### EXERCISE GOAL
Search the entries below. Return every line that has "work" in it.

### MATERIALS PROVIDED
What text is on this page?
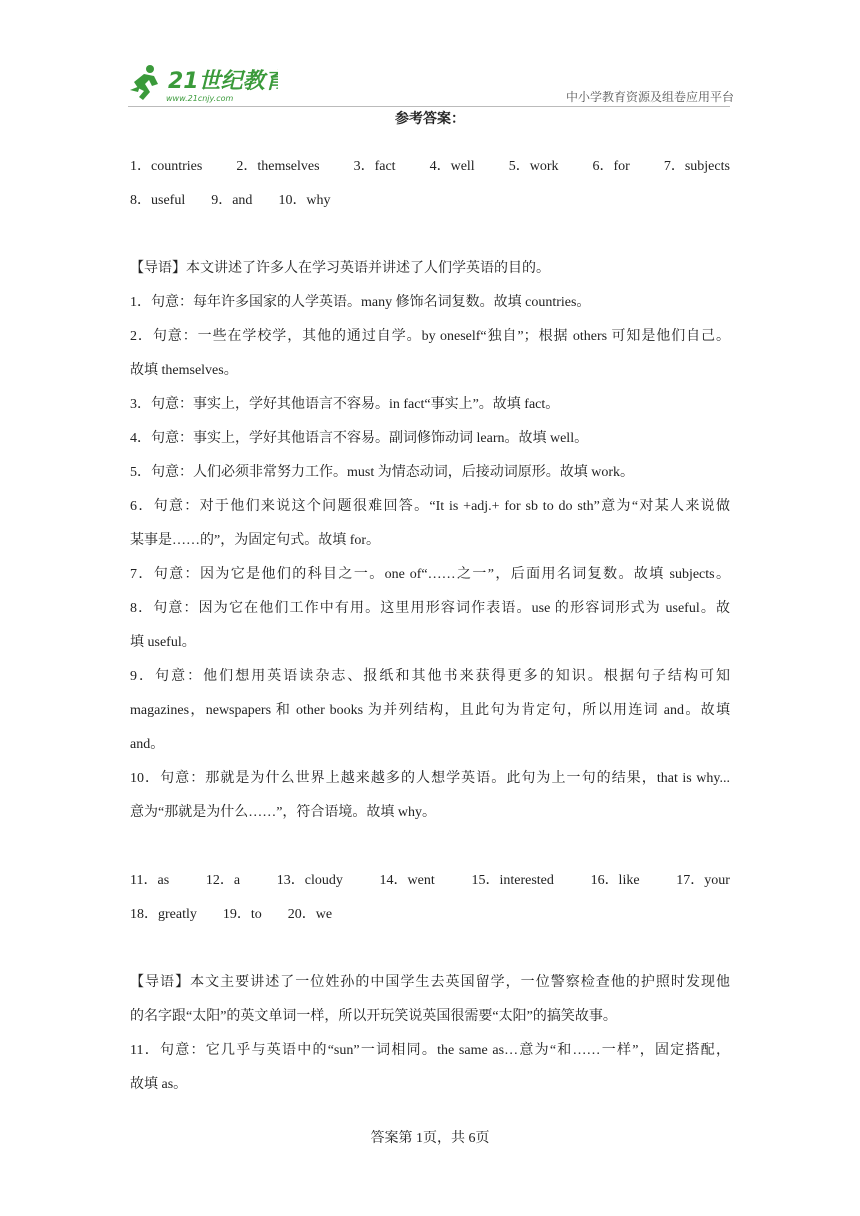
21世纪教育
www.21cnjy.com	中小学教育资源及组卷应用平台
参考答案：
1．countries 2．themselves 3．fact 4．well 5．work 6．for 7．subjects
8．useful 9．and 10．why
【导语】本文讲述了许多人在学习英语并讲述了人们学英语的目的。
1．句意：每年许多国家的人学英语。many 修饰名词复数。故填 countries。
2．句意：一些在学校学，其他的通过自学。by oneself“独自”；根据 others 可知是他们自己。
故填 themselves。
3．句意：事实上，学好其他语言不容易。in fact“事实上”。故填 fact。
4．句意：事实上，学好其他语言不容易。副词修饰动词 learn。故填 well。
5．句意：人们必须非常努力工作。must 为情态动词，后接动词原形。故填 work。
6．句意：对于他们来说这个问题很难回答。“It is +adj.+ for sb to do sth”意为“对某人来说做
某事是……的”，为固定句式。故填 for。
7．句意：因为它是他们的科目之一。one of“……之一”，后面用名词复数。故填 subjects。
8．句意：因为它在他们工作中有用。这里用形容词作表语。use 的形容词形式为 useful。故
填 useful。
9．句意：他们想用英语读杂志、报纸和其他书来获得更多的知识。根据句子结构可知
magazines，newspapers 和 other books 为并列结构，且此句为肯定句，所以用连词 and。故填
and。
10．句意：那就是为什么世界上越来越多的人想学英语。此句为上一句的结果，that is why...
意为“那就是为什么……”，符合语境。故填 why。
11．as	12．a	13．cloudy	14．went	15．interested	16．like	17．your
18．greatly 19．to 20．we
【导语】本文主要讲述了一位姓孙的中国学生去英国留学，一位警察检查他的护照时发现他
的名字跟“太阳”的英文单词一样，所以开玩笑说英国很需要“太阳”的搞笑故事。
11．句意：它几乎与英语中的“sun”一词相同。the same as…意为“和……一样”，固定搭配，
故填 as。
答案第 1页，共 6页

### RESPONSE
1．countries 2．themselves 3．fact 4．well 5．work 6．for 7．subjects
5．句意：人们必须非常努力工作。must 为情态动词，后接动词原形。故填 work。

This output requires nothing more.